══ INPUT MATERIAL ══

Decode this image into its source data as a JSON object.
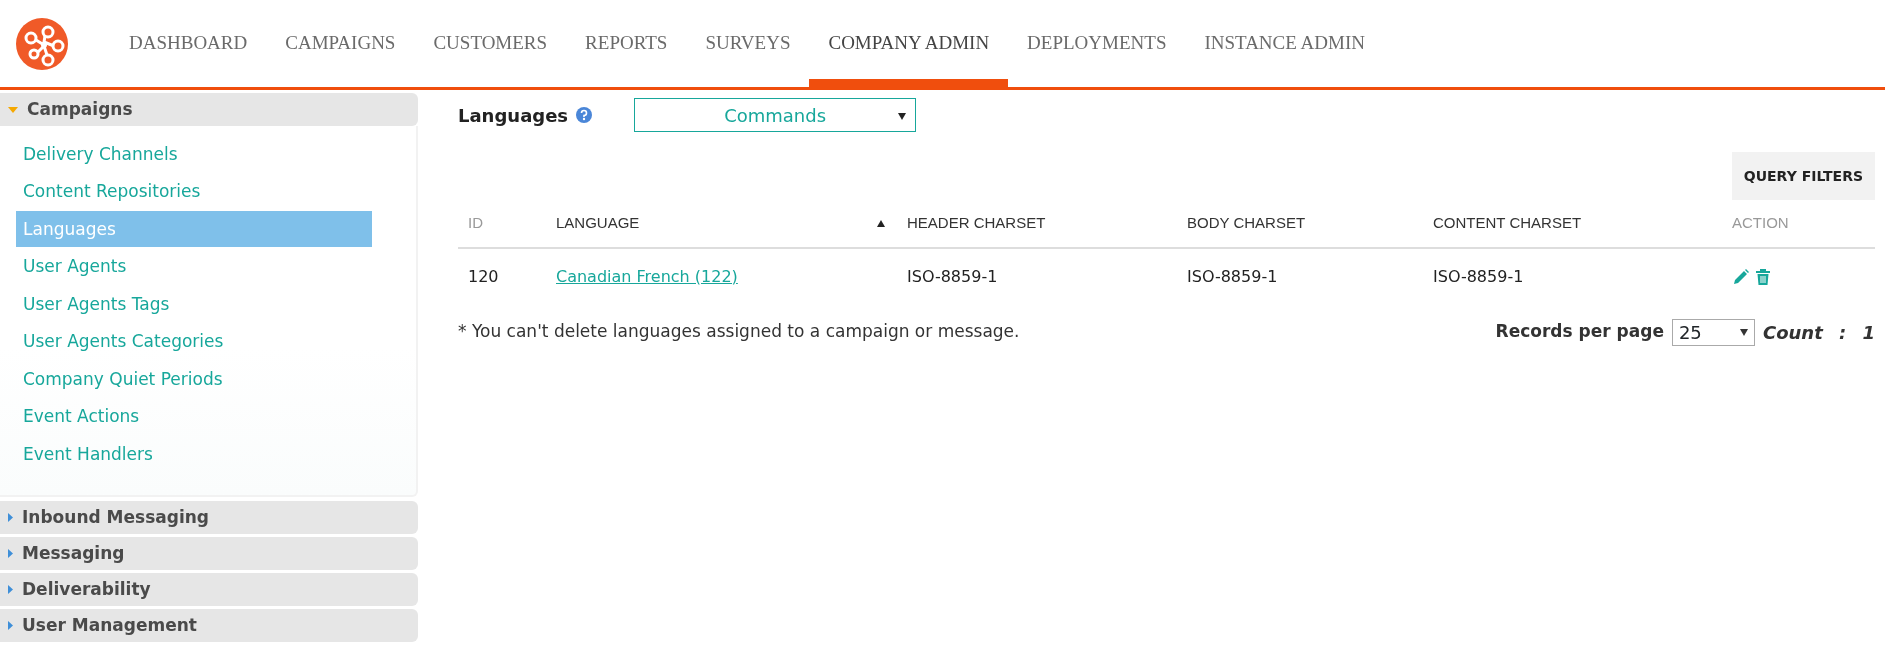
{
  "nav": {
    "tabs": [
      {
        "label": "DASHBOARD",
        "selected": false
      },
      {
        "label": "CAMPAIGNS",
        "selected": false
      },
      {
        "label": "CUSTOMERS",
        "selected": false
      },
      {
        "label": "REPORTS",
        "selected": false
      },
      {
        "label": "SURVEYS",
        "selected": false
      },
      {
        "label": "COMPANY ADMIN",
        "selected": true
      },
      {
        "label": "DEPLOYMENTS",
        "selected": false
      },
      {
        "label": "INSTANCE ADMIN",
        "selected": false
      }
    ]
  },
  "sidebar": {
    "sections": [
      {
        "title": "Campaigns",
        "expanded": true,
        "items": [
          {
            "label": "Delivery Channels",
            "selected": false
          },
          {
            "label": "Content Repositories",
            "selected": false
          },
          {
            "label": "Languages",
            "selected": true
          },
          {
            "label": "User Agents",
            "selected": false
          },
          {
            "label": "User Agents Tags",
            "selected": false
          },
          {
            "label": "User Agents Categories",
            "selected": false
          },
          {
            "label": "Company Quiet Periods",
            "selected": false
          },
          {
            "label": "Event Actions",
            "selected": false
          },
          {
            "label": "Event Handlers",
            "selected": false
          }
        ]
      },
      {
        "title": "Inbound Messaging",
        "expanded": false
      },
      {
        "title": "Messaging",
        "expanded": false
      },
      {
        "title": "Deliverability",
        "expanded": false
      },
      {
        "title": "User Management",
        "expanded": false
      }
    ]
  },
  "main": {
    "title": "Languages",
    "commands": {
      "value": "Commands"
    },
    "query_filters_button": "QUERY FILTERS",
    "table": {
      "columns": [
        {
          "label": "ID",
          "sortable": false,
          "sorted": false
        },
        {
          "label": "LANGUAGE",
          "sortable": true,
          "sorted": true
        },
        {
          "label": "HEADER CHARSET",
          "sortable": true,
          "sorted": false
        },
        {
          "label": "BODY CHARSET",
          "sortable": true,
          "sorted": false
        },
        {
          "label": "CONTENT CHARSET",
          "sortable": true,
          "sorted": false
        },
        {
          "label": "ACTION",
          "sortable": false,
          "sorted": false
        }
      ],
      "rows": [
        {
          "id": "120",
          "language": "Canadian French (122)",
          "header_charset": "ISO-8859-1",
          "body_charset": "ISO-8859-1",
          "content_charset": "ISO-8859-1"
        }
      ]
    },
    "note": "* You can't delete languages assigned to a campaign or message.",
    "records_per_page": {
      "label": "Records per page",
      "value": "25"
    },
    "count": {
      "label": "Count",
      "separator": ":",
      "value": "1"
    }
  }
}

═══
══ INPUT MATERIAL ══

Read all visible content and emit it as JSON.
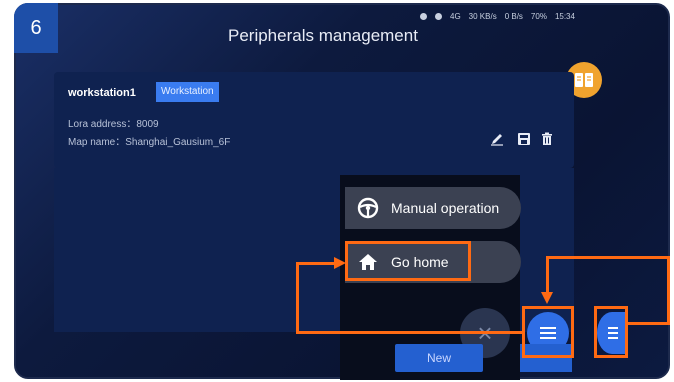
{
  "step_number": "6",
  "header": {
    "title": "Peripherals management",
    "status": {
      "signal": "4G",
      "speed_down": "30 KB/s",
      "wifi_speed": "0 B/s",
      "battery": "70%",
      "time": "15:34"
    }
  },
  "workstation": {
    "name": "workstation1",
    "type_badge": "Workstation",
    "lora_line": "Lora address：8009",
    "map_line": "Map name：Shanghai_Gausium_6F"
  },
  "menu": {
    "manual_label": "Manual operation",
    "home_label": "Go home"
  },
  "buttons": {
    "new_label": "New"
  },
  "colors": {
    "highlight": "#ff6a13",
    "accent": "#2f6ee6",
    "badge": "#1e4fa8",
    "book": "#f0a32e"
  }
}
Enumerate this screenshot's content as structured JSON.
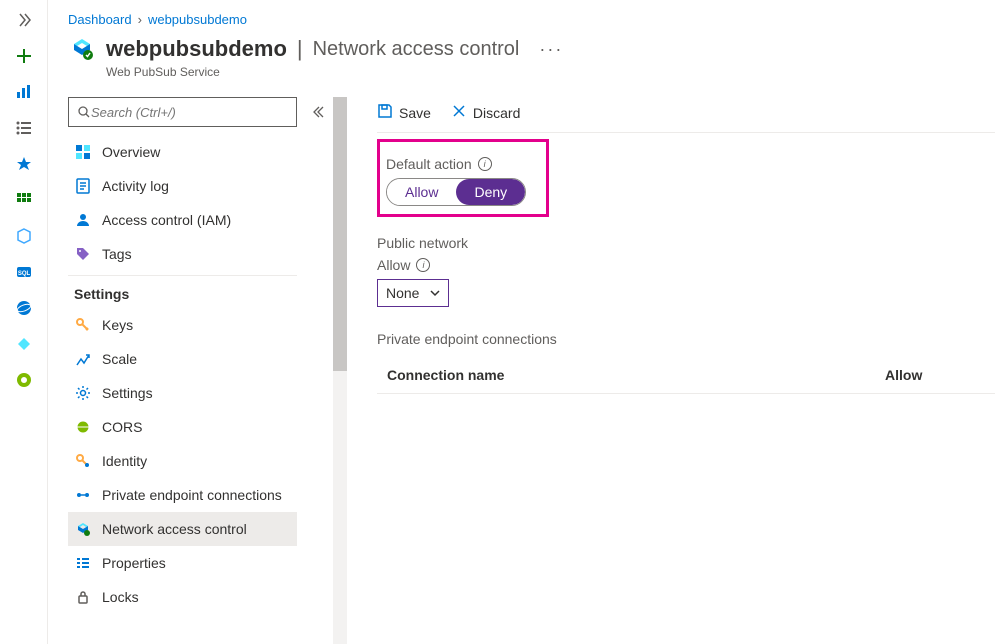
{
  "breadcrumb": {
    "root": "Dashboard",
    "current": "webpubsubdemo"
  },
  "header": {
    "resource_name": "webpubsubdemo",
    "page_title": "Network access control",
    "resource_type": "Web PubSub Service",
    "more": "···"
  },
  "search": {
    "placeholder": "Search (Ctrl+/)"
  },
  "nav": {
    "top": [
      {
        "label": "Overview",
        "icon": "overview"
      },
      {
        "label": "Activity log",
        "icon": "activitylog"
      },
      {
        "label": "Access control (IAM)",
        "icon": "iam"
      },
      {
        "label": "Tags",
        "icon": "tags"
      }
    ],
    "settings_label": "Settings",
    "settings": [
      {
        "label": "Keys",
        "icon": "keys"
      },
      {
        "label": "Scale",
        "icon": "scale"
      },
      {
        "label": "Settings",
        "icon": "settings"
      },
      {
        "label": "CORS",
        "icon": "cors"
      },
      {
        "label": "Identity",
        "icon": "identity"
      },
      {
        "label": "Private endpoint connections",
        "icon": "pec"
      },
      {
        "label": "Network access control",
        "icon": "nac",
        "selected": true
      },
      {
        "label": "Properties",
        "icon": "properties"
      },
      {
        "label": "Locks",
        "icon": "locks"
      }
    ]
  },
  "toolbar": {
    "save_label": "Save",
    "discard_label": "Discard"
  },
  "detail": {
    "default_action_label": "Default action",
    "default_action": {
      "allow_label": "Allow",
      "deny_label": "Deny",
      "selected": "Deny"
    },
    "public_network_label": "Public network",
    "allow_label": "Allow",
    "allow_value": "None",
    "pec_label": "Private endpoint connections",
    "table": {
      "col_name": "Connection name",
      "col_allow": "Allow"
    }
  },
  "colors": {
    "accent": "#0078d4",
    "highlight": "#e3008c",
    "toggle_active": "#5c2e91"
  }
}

═══

**WHAT YOU HAVE TO DO**
From the records above, pull out every line containing the word "Event".

**REPLY TO THE TASK**
            "label": "Event Actions",
            "label": "Event Handlers",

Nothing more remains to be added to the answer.